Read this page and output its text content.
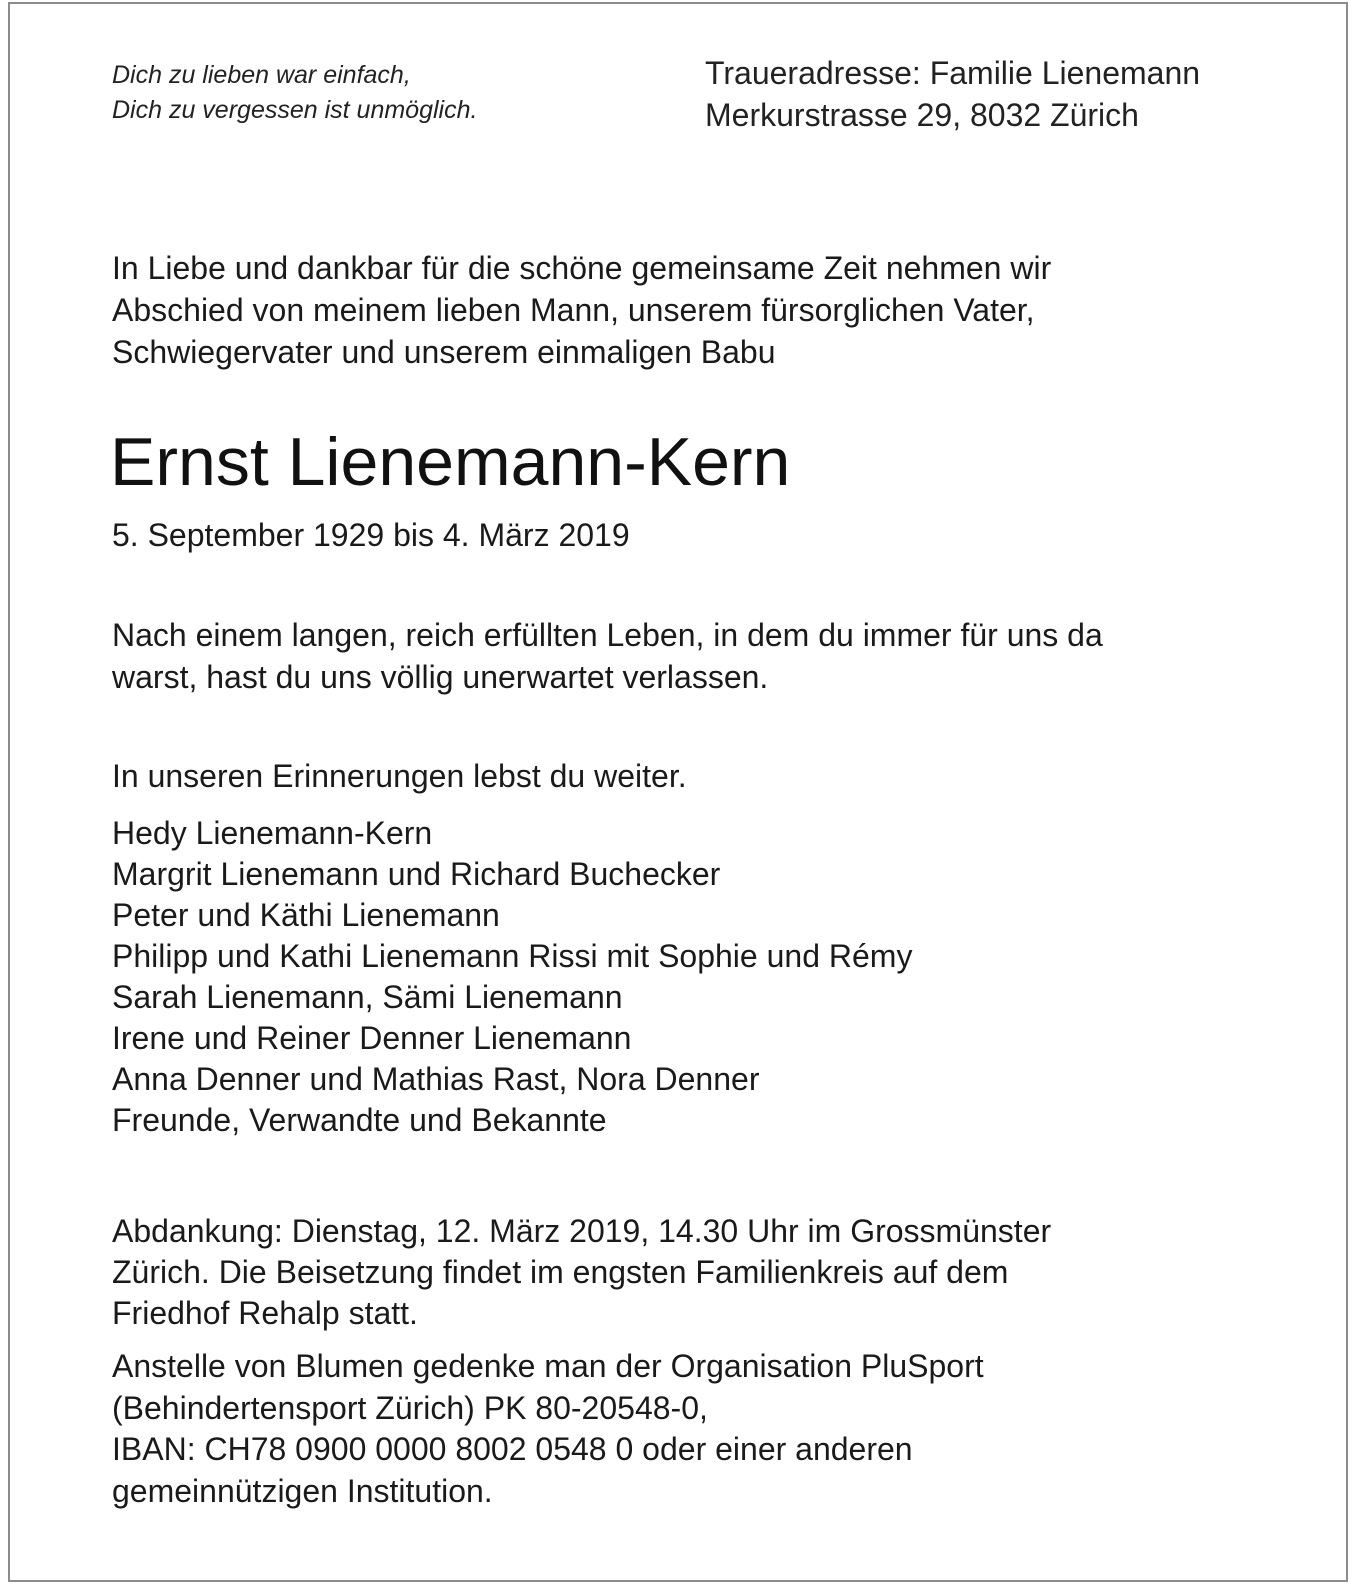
Dich zu lieben war einfach,
Dich zu vergessen ist unmöglich.
Traueradresse: Familie Lienemann
Merkurstrasse 29, 8032 Zürich
In Liebe und dankbar für die schöne gemeinsame Zeit nehmen wir
Abschied von meinem lieben Mann, unserem fürsorglichen Vater,
Schwiegervater und unserem einmaligen Babu
Ernst Lienemann-Kern
5. September 1929 bis 4. März 2019
Nach einem langen, reich erfüllten Leben, in dem du immer für uns da
warst, hast du uns völlig unerwartet verlassen.
In unseren Erinnerungen lebst du weiter.
Hedy Lienemann-Kern
Margrit Lienemann und Richard Buchecker
Peter und Käthi Lienemann
Philipp und Kathi Lienemann Rissi mit Sophie und Rémy
Sarah Lienemann, Sämi Lienemann
Irene und Reiner Denner Lienemann
Anna Denner und Mathias Rast, Nora Denner
Freunde, Verwandte und Bekannte
Abdankung: Dienstag, 12. März 2019, 14.30 Uhr im Grossmünster
Zürich. Die Beisetzung findet im engsten Familienkreis auf dem
Friedhof Rehalp statt.
Anstelle von Blumen gedenke man der Organisation PluSport
(Behindertensport Zürich) PK 80-20548-0,
IBAN: CH78 0900 0000 8002 0548 0 oder einer anderen
gemeinnützigen Institution.
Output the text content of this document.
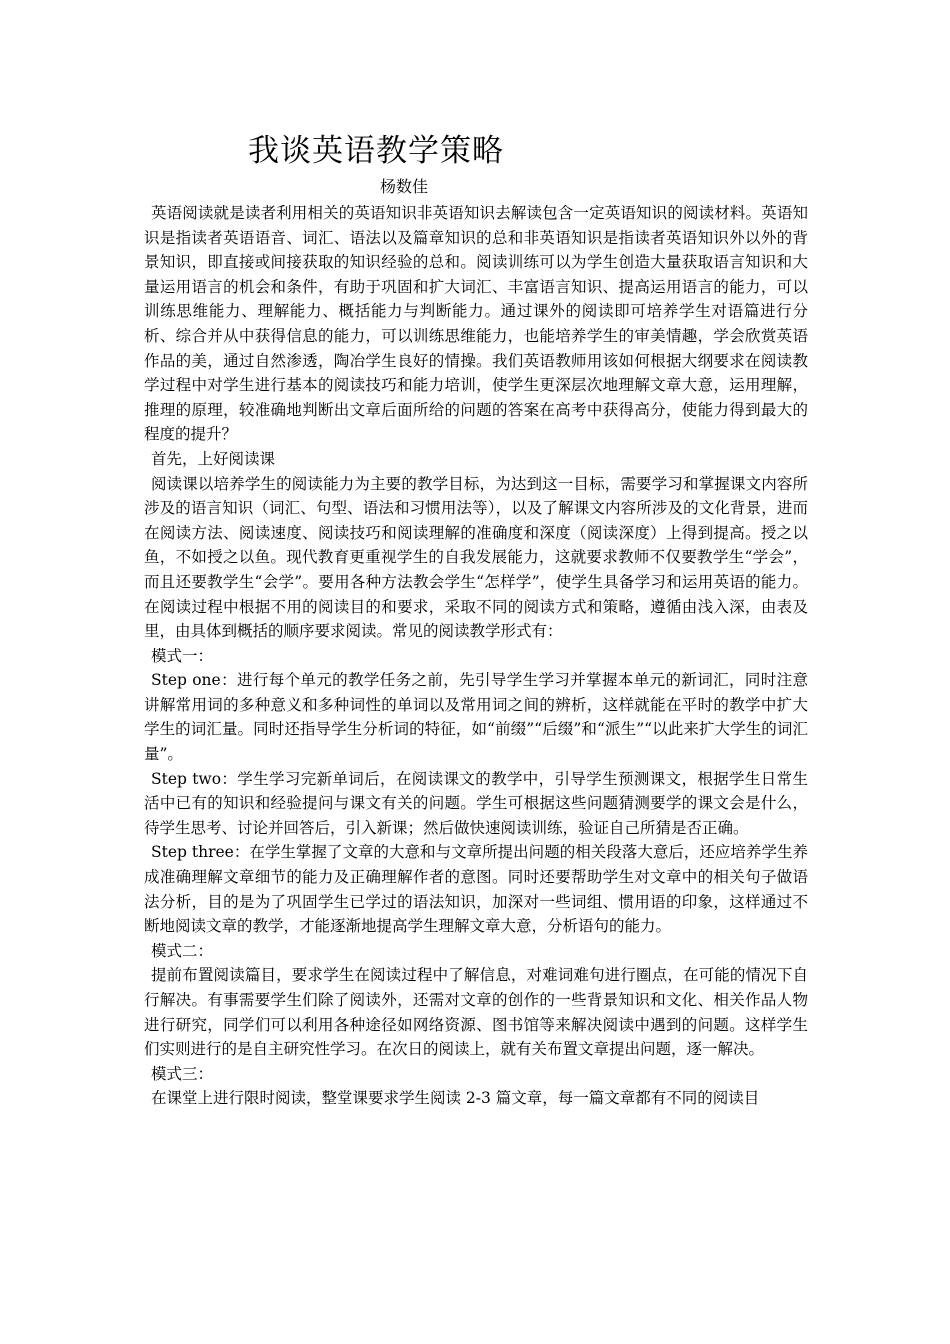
我谈英语教学策略
杨数佳

英语阅读就是读者利用相关的英语知识非英语知识去解读包含一定英语知识的阅读材料。英语知识是指读者英语语音、词汇、语法以及篇章知识的总和非英语知识是指读者英语知识外以外的背景知识，即直接或间接获取的知识经验的总和。阅读训练可以为学生创造大量获取语言知识和大量运用语言的机会和条件，有助于巩固和扩大词汇、丰富语言知识、提高运用语言的能力，可以训练思维能力、理解能力、概括能力与判断能力。通过课外的阅读即可培养学生对语篇进行分析、综合并从中获得信息的能力，可以训练思维能力，也能培养学生的审美情趣，学会欣赏英语作品的美，通过自然渗透，陶冶学生良好的情操。我们英语教师用该如何根据大纲要求在阅读教学过程中对学生进行基本的阅读技巧和能力培训，使学生更深层次地理解文章大意，运用理解，推理的原理，较准确地判断出文章后面所给的问题的答案在高考中获得高分，使能力得到最大的程度的提升？

首先，上好阅读课

阅读课以培养学生的阅读能力为主要的教学目标，为达到这一目标，需要学习和掌握课文内容所涉及的语言知识（词汇、句型、语法和习惯用法等），以及了解课文内容所涉及的文化背景，进而在阅读方法、阅读速度、阅读技巧和阅读理解的准确度和深度（阅读深度）上得到提高。授之以鱼，不如授之以鱼。现代教育更重视学生的自我发展能力，这就要求教师不仅要教学生“学会”，而且还要教学生“会学”。要用各种方法教会学生“怎样学”，使学生具备学习和运用英语的能力。在阅读过程中根据不用的阅读目的和要求，采取不同的阅读方式和策略，遵循由浅入深，由表及里，由具体到概括的顺序要求阅读。常见的阅读教学形式有：

模式一：

Step one：进行每个单元的教学任务之前，先引导学生学习并掌握本单元的新词汇，同时注意讲解常用词的多种意义和多种词性的单词以及常用词之间的辨析，这样就能在平时的教学中扩大学生的词汇量。同时还指导学生分析词的特征，如“前缀”“后缀”和“派生”“以此来扩大学生的词汇量”。

Step two：学生学习完新单词后，在阅读课文的教学中，引导学生预测课文，根据学生日常生活中已有的知识和经验提问与课文有关的问题。学生可根据这些问题猜测要学的课文会是什么，待学生思考、讨论并回答后，引入新课；然后做快速阅读训练，验证自己所猜是否正确。

Step three：在学生掌握了文章的大意和与文章所提出问题的相关段落大意后，还应培养学生养成准确理解文章细节的能力及正确理解作者的意图。同时还要帮助学生对文章中的相关句子做语法分析，目的是为了巩固学生已学过的语法知识，加深对一些词组、惯用语的印象，这样通过不断地阅读文章的教学，才能逐渐地提高学生理解文章大意，分析语句的能力。

模式二：

提前布置阅读篇目，要求学生在阅读过程中了解信息，对难词难句进行圈点，在可能的情况下自行解决。有事需要学生们除了阅读外，还需对文章的创作的一些背景知识和文化、相关作品人物进行研究，同学们可以利用各种途径如网络资源、图书馆等来解决阅读中遇到的问题。这样学生们实则进行的是自主研究性学习。在次日的阅读上，就有关布置文章提出问题，逐一解决。

模式三：

在课堂上进行限时阅读，整堂课要求学生阅读 2-3 篇文章，每一篇文章都有不同的阅读目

▶ _WHAT THIS TASK INVOLVES_:
From the listing, copy every line where the string "Dich" appears.

▶ _EXERCISE RESPONSE_:
Dich zu lieben war einfach,
Dich zu vergessen ist unmöglich.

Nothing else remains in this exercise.